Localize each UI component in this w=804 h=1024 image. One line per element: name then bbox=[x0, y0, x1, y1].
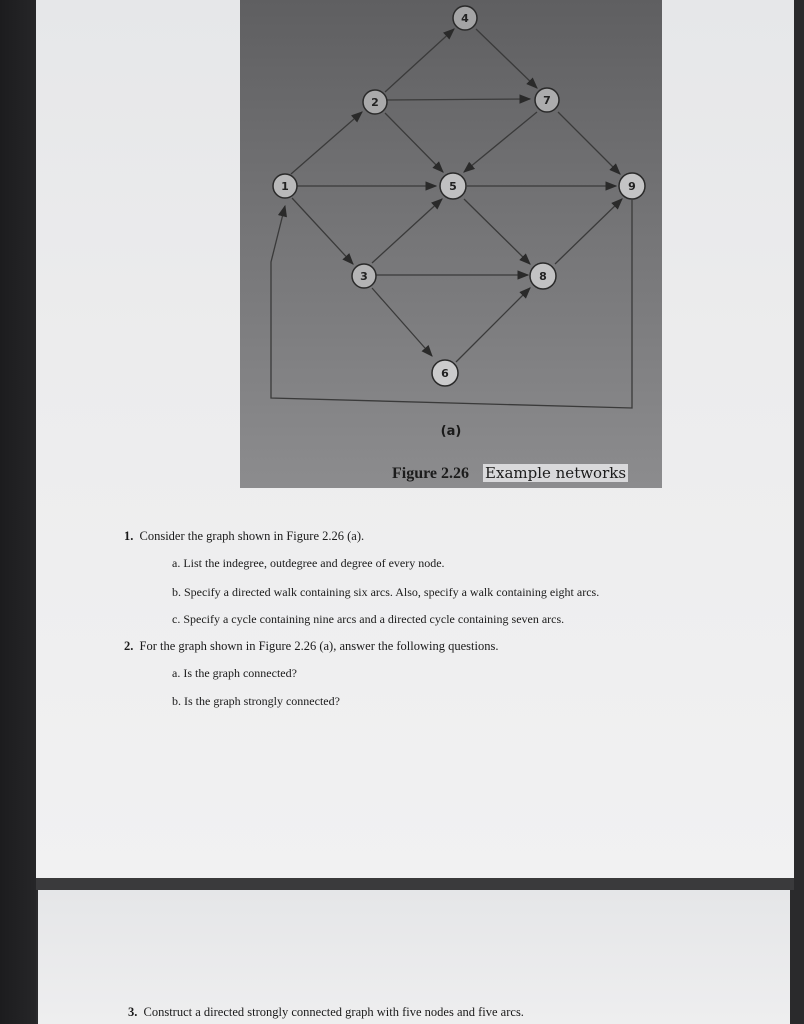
arc-2-4 bbox=[385, 29, 454, 92]
subfigure-label bbox=[240, 424, 662, 439]
question-text: For the graph shown in Figure 2.26 (a), answer the following questions. bbox=[139, 639, 499, 653]
part-text: Specify a cycle containing nine arcs and a directed cycle containing seven arcs. bbox=[183, 612, 565, 626]
part-label: b. bbox=[172, 694, 181, 708]
figure-caption bbox=[392, 464, 628, 483]
node-3 bbox=[352, 264, 376, 288]
arc-4-7 bbox=[476, 29, 537, 88]
document-page-2 bbox=[38, 890, 790, 1024]
screen-left-edge bbox=[0, 0, 36, 1024]
question-2 bbox=[124, 639, 498, 654]
svg-text:7: 7 bbox=[543, 94, 551, 107]
svg-text:3: 3 bbox=[360, 270, 368, 283]
question-1b bbox=[172, 585, 599, 600]
arc-3-6 bbox=[372, 288, 432, 356]
arc-7-9 bbox=[558, 112, 620, 174]
part-text: Specify a directed walk containing six arcs. Also, specify a walk containing eight arcs. bbox=[184, 585, 600, 599]
figure-caption-text: Example networks bbox=[485, 464, 627, 482]
arc-7-5 bbox=[464, 112, 537, 172]
node-2 bbox=[363, 90, 387, 114]
node-1 bbox=[273, 174, 297, 198]
question-number: 2. bbox=[124, 639, 134, 653]
arc-2-5 bbox=[385, 113, 443, 172]
node-9 bbox=[619, 173, 645, 199]
svg-text:9: 9 bbox=[628, 180, 636, 193]
arc-5-8 bbox=[464, 199, 530, 264]
question-2a bbox=[172, 666, 297, 681]
figure-2-26 bbox=[240, 0, 662, 488]
part-text: Is the graph connected? bbox=[183, 666, 297, 680]
question-number: 3. bbox=[128, 1005, 138, 1019]
part-label: a. bbox=[172, 666, 181, 680]
part-text: List the indegree, outdegree and degree of every node. bbox=[183, 556, 445, 570]
arc-1-2 bbox=[291, 112, 362, 174]
part-label: c. bbox=[172, 612, 181, 626]
question-1a bbox=[172, 556, 445, 571]
page-gap bbox=[36, 878, 794, 890]
node-7 bbox=[535, 88, 559, 112]
question-number: 1. bbox=[124, 529, 134, 543]
part-label: b. bbox=[172, 585, 181, 599]
svg-text:6: 6 bbox=[441, 367, 449, 380]
node-8 bbox=[530, 263, 556, 289]
arc-6-8 bbox=[456, 288, 530, 362]
part-label: a. bbox=[172, 556, 181, 570]
node-4 bbox=[453, 6, 477, 30]
svg-text:8: 8 bbox=[539, 270, 547, 283]
question-text: Construct a directed strongly connected graph with five nodes and five arcs. bbox=[143, 1005, 524, 1019]
node-5 bbox=[440, 173, 466, 199]
svg-text:4: 4 bbox=[461, 12, 469, 25]
question-3 bbox=[128, 1005, 524, 1020]
figure-caption-number: Figure 2.26 bbox=[392, 465, 470, 482]
document-page-1 bbox=[36, 0, 794, 878]
arc-3-5 bbox=[372, 199, 442, 263]
question-1 bbox=[124, 529, 364, 544]
svg-text:5: 5 bbox=[449, 180, 457, 193]
part-text: Is the graph strongly connected? bbox=[184, 694, 340, 708]
question-text: Consider the graph shown in Figure 2.26 (a). bbox=[139, 529, 365, 543]
svg-text:1: 1 bbox=[281, 180, 289, 193]
arc-1-3 bbox=[292, 198, 353, 264]
question-2b bbox=[172, 694, 340, 709]
question-1c bbox=[172, 612, 564, 627]
arc-2-7 bbox=[387, 99, 530, 100]
node-6 bbox=[432, 360, 458, 386]
svg-text:2: 2 bbox=[371, 96, 379, 109]
subfigure-label-text: (a) bbox=[440, 424, 462, 439]
arc-8-9 bbox=[555, 199, 622, 264]
network-graph bbox=[240, 0, 662, 488]
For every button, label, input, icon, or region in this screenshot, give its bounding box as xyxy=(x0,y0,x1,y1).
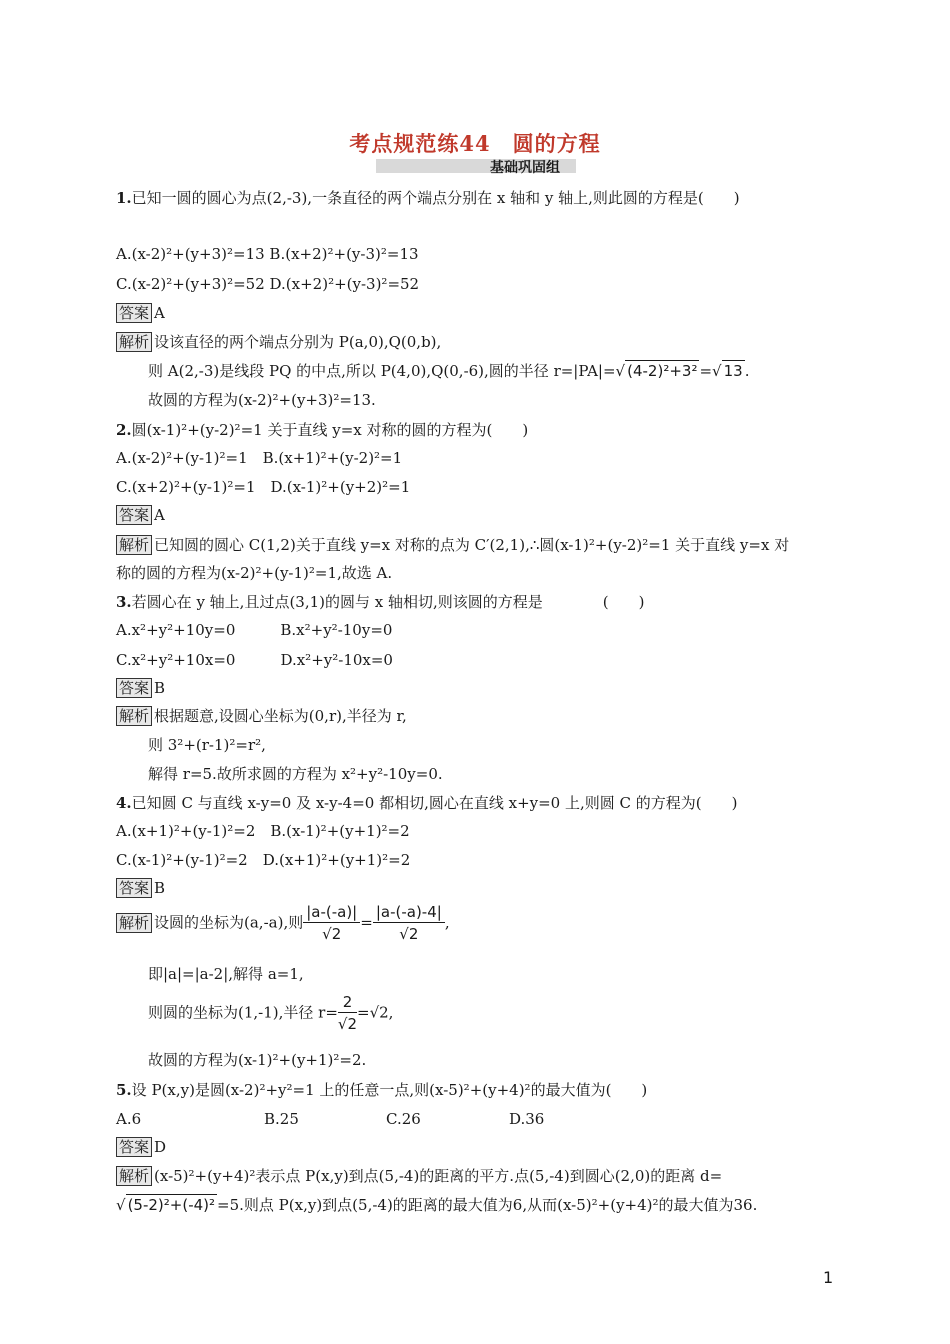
q4-analysis-2: 即|a|=|a-2|,解得 a=1, xyxy=(148,965,304,983)
analysis-text: 设圆的坐标为(a,-a),则 xyxy=(154,913,304,932)
q3-options-ab: A.x²+y²+10y=0 B.x²+y²-10y=0 xyxy=(116,621,393,639)
question-3 xyxy=(116,592,644,612)
comma: , xyxy=(444,913,450,932)
answer-tag: 答案 xyxy=(116,878,152,898)
question-number: 5. xyxy=(116,1081,132,1099)
analysis-text: 设该直径的两个端点分别为 P(a,0),Q(0,b), xyxy=(154,333,442,351)
question-number: 2. xyxy=(116,421,132,439)
q2-analysis-1 xyxy=(116,535,789,555)
q1-options-ab: A.(x-2)²+(y+3)²=13 B.(x+2)²+(y-3)²=13 xyxy=(116,245,419,263)
fraction-numerator: |a-(-a)-4| xyxy=(373,902,445,923)
fraction xyxy=(373,902,445,945)
q4-analysis-1 xyxy=(116,902,450,945)
fraction-numerator: 2 xyxy=(338,992,357,1013)
answer-tag: 答案 xyxy=(116,303,152,323)
question-number: 4. xyxy=(116,794,132,812)
q5-analysis-1 xyxy=(116,1166,722,1186)
q2-options-ab: A.(x-2)²+(y-1)²=1 B.(x+1)²+(y-2)²=1 xyxy=(116,449,403,467)
analysis-text: (x-5)²+(y+4)²表示点 P(x,y)到点(5,-4)的距离的平方.点(5,-4)到圆心(2,0)的距离 d= xyxy=(154,1167,723,1185)
period: . xyxy=(744,362,750,380)
equals-sign: = xyxy=(699,362,713,380)
analysis-text: 则 A(2,-3)是线段 PQ 的中点,所以 P(4,0),Q(0,-6),圆的半径 r=|PA|= xyxy=(148,362,616,380)
analysis-text: 根据题意,设圆心坐标为(0,r),半径为 r, xyxy=(154,707,407,725)
fraction-numerator: |a-(-a)| xyxy=(303,902,360,923)
answer-tag: 答案 xyxy=(116,505,152,525)
q4-analysis-4: 故圆的方程为(x-1)²+(y+1)²=2. xyxy=(148,1051,367,1069)
q4-analysis-3 xyxy=(148,992,393,1035)
q1-analysis-3: 故圆的方程为(x-2)²+(y+3)²=13. xyxy=(148,391,376,409)
answer-value: D xyxy=(154,1138,167,1156)
answer-value: A xyxy=(154,304,165,322)
equals-sign: = xyxy=(360,913,373,932)
question-stem: 若圆心在 y 轴上,且过点(3,1)的圆与 x 轴相切,则该圆的方程是 ( ) xyxy=(131,593,645,611)
q4-answer xyxy=(116,878,165,898)
fraction-denominator: √2 xyxy=(399,925,419,943)
analysis-tag: 解析 xyxy=(116,535,152,555)
q5-analysis-2: √ (5-2)²+(-4)² =5.则点 P(x,y)到点(5,-4)的距离的最大值为6,从而(x-5)²+(y+4)²的最大值为36. xyxy=(116,1196,758,1214)
question-stem: 已知一圆的圆心为点(2,-3),一条直径的两个端点分别在 x 轴和 y 轴上,则此圆的方程是( ) xyxy=(131,189,740,207)
analysis-tag: 解析 xyxy=(116,332,152,352)
question-number: 3. xyxy=(116,593,132,611)
q1-analysis-1 xyxy=(116,332,441,352)
q4-options-ab: A.(x+1)²+(y-1)²=2 B.(x-1)²+(y+1)²=2 xyxy=(116,822,410,840)
q3-analysis-1 xyxy=(116,706,407,726)
question-number: 1. xyxy=(116,189,132,207)
sqrt-expression: 13 xyxy=(723,362,743,380)
q3-analysis-2: 则 3²+(r-1)²=r², xyxy=(148,736,266,754)
q4-options-cd: C.(x-1)²+(y-1)²=2 D.(x+1)²+(y+1)²=2 xyxy=(116,851,411,869)
q5-option-c: C.26 xyxy=(386,1110,421,1128)
q2-options-cd: C.(x+2)²+(y-1)²=1 D.(x-1)²+(y+2)²=1 xyxy=(116,478,411,496)
sqrt-result: =√2, xyxy=(357,1003,394,1022)
section-subtitle: 基础巩固组 xyxy=(490,160,560,176)
answer-value: A xyxy=(154,506,165,524)
question-1 xyxy=(116,188,740,208)
page-number: 1 xyxy=(823,1268,834,1287)
q1-answer xyxy=(116,303,165,323)
q5-answer xyxy=(116,1137,166,1157)
fraction xyxy=(303,902,360,945)
analysis-text: 已知圆的圆心 C(1,2)关于直线 y=x 对称的点为 C′(2,1),∴圆(x-1)²+(y-2)²=1 关于直线 y=x 对 xyxy=(154,536,790,554)
q2-answer xyxy=(116,505,165,525)
question-stem: 设 P(x,y)是圆(x-2)²+y²=1 上的任意一点,则(x-5)²+(y+4)²的最大值为( ) xyxy=(131,1081,648,1099)
q3-answer xyxy=(116,678,165,698)
q3-options-cd: C.x²+y²+10x=0 D.x²+y²-10x=0 xyxy=(116,651,393,669)
answer-value: B xyxy=(154,679,166,697)
q2-analysis-2: 称的圆的方程为(x-2)²+(y-1)²=1,故选 A. xyxy=(116,564,393,582)
page-title: 考点规范练44 圆的方程 xyxy=(349,131,601,156)
fraction-denominator: √2 xyxy=(337,1015,358,1033)
question-stem: 已知圆 C 与直线 x-y=0 及 x-y-4=0 都相切,圆心在直线 x+y=0 上,则圆 C 的方程为( ) xyxy=(131,794,738,812)
analysis-text: 则圆的坐标为(1,-1),半径 r= xyxy=(148,1003,338,1022)
fraction-denominator: √2 xyxy=(322,925,342,943)
fraction xyxy=(338,992,357,1035)
q1-options-cd: C.(x-2)²+(y+3)²=52 D.(x+2)²+(y-3)²=52 xyxy=(116,275,420,293)
question-stem: 圆(x-1)²+(y-2)²=1 关于直线 y=x 对称的圆的方程为( ) xyxy=(131,421,529,439)
answer-value: B xyxy=(154,879,166,897)
question-5 xyxy=(116,1080,647,1100)
q5-option-a: A.6 xyxy=(116,1110,142,1128)
question-4 xyxy=(116,793,737,813)
analysis-text: =5.则点 P(x,y)到点(5,-4)的距离的最大值为6,从而(x-5)²+(y+4)²的最大值为36. xyxy=(217,1196,758,1214)
q3-analysis-3: 解得 r=5.故所求圆的方程为 x²+y²-10y=0. xyxy=(148,765,443,783)
q5-option-b: B.25 xyxy=(264,1110,299,1128)
analysis-tag: 解析 xyxy=(116,913,152,933)
question-2 xyxy=(116,420,528,440)
analysis-tag: 解析 xyxy=(116,706,152,726)
sqrt-expression: (5-2)²+(-4)² xyxy=(127,1196,216,1214)
q1-analysis-2: 则 A(2,-3)是线段 PQ 的中点,所以 P(4,0),Q(0,-6),圆的半径 r=|PA|=√ (4-2)²+3² =√ 13 . xyxy=(148,362,750,380)
answer-tag: 答案 xyxy=(116,1137,152,1157)
sqrt-expression: (4-2)²+3² xyxy=(627,362,698,380)
q5-option-d: D.36 xyxy=(509,1110,545,1128)
analysis-tag: 解析 xyxy=(116,1166,152,1186)
answer-tag: 答案 xyxy=(116,678,152,698)
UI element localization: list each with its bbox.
----
Express as a numbered list the lines from the line with "arc-2-4 bbox=[385, 29, 454, 92]" to the line with "part-text: Specify a cycle", leaving out any blank lines.

Final result:
1. arc-2-4 bbox=[385, 29, 454, 92]
2. subfigure-label bbox=[240, 424, 662, 439]
3. question-text: For the graph shown in Figure 2.26 (a), answer the following questions. bbox=[139, 639, 499, 653]
4. part-text: Specify a cycle containing nine arcs and a directed cycle containing seven arcs. bbox=[183, 612, 565, 626]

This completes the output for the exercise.